── EXTRAIT DE PAGE ──

ANTIGONE. – Je l'avoue et n'ai garde, certes, de le nier.

CRÉON (au Garde). – Va donc où tu voudras, libéré d'une lourde charge. (Le Garde sort. À Antigone) Et toi, maintenant, réponds-moi, sans phrases, d'un mot. Connaissais-tu la défense[1] que j'avais fait proclamer ?

ANTIGONE. – Oui, je la connaissais ; pouvais-je l'ignorer ? Elle était des plus claires.

CRÉON. – Ainsi tu as osé passer outre[2] à ma loi ?

ANTIGONE. – Oui, car ce n'est pas Zeus qui l'avait proclamée ! Ce n'est pas la Justice, assise aux côtés des dieux infernaux ; non, ce ne sont pas là les lois qu'ils ont jamais fixées aux hommes, et je ne pensais pas que tes défenses[3] à toi fussent aussi puissantes, pour permettre à un mortel de passer outre à d'autres lois, aux lois non écrites, inébranlables, des dieux ! Elles ne datent, celles-là, ni d'aujourd'hui ni d'hier, et nul ne sait le jour où elles ont paru. Ces lois-là, pouvais-je donc, par crainte de qui que ce fût, m'exposer à leur vengeance chez les dieux ? Que je dusse mourir, ne le savais-je pas ? et cela, quand bien même tu n'aurais rien défendu. Mais mourir avant l'heure, je le dis bien haut, pour moi, c'est tout profit : lorsqu'on vit comme moi, au milieu des malheurs sans nombre, comment ne pas trouer de profit à mourir ? Subir la mort, pour moi, n'est pas une souffrance. C'en eût été une, au contraire, si j'avais toléré que le corps d'un fils de ma mère n'eût pas, après sa mort, obtenu de tombeau. De cela, oui, j'eusse souffert ; de ceci je ne souffre pas. Je te parais sans doute agir comme une folle. Mais le fou pourrait être celui même qui me traite de folle".

───
── SECTION DE DONNÉES ──

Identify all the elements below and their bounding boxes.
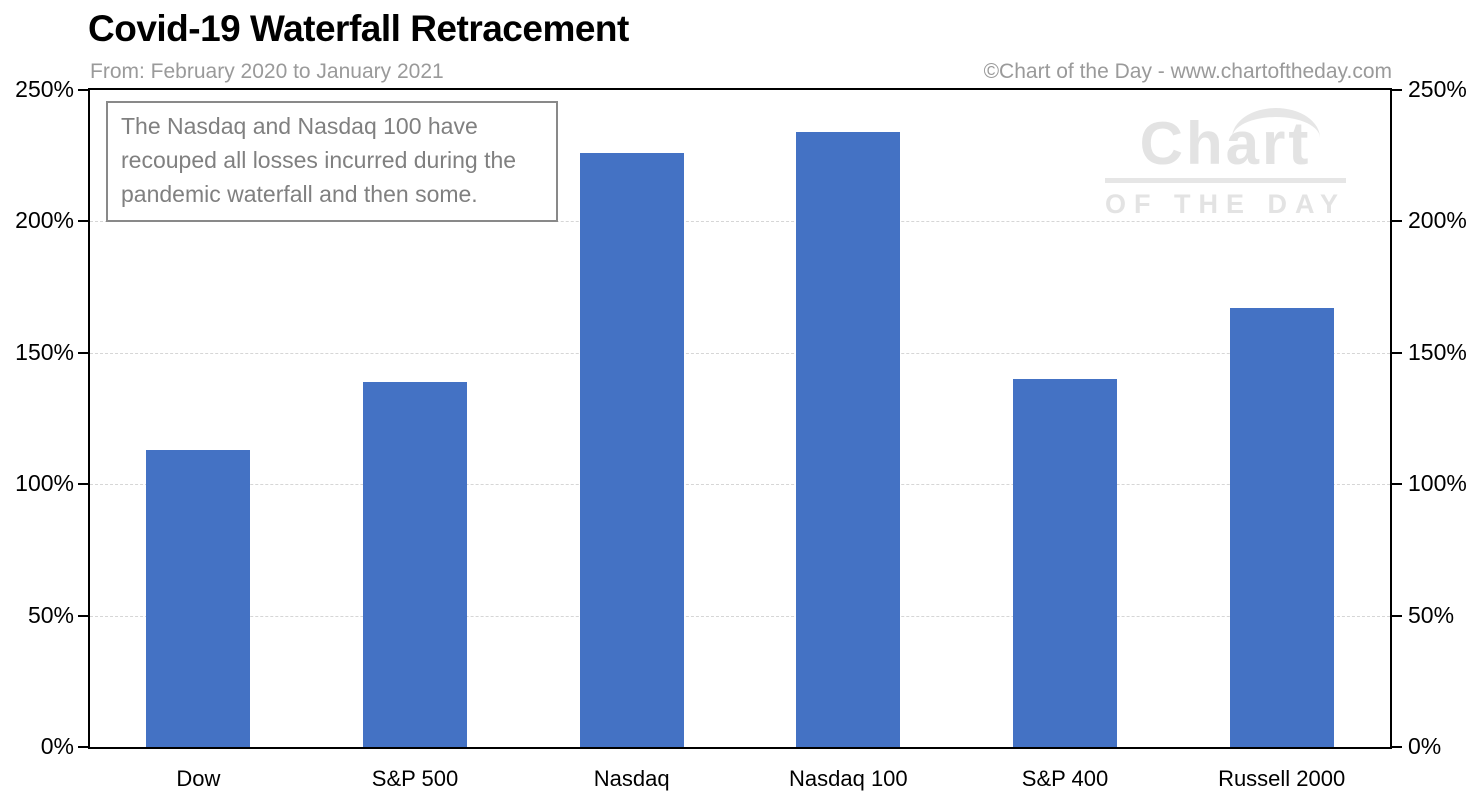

───

Répondez aux questions suivantes sur l'extrait de page.
(a) Selon Créon, de quoi le Garde est-il libéré lorsqu'il le laisse partir ?
(b) Selon Antigone, à quel point la défense proclamée par Créon était-elle claire ?
(c) D'après Antigone, de quand datent les lois non écrites des dieux ?
La liste provient d'une autre source.

(a) Il est libéré d'une lourde charge.
(b) Elle était des plus claires.
(c) Elles ne datent ni d'aujourd'hui ni d'hier, et nul ne sait le jour où elles ont paru.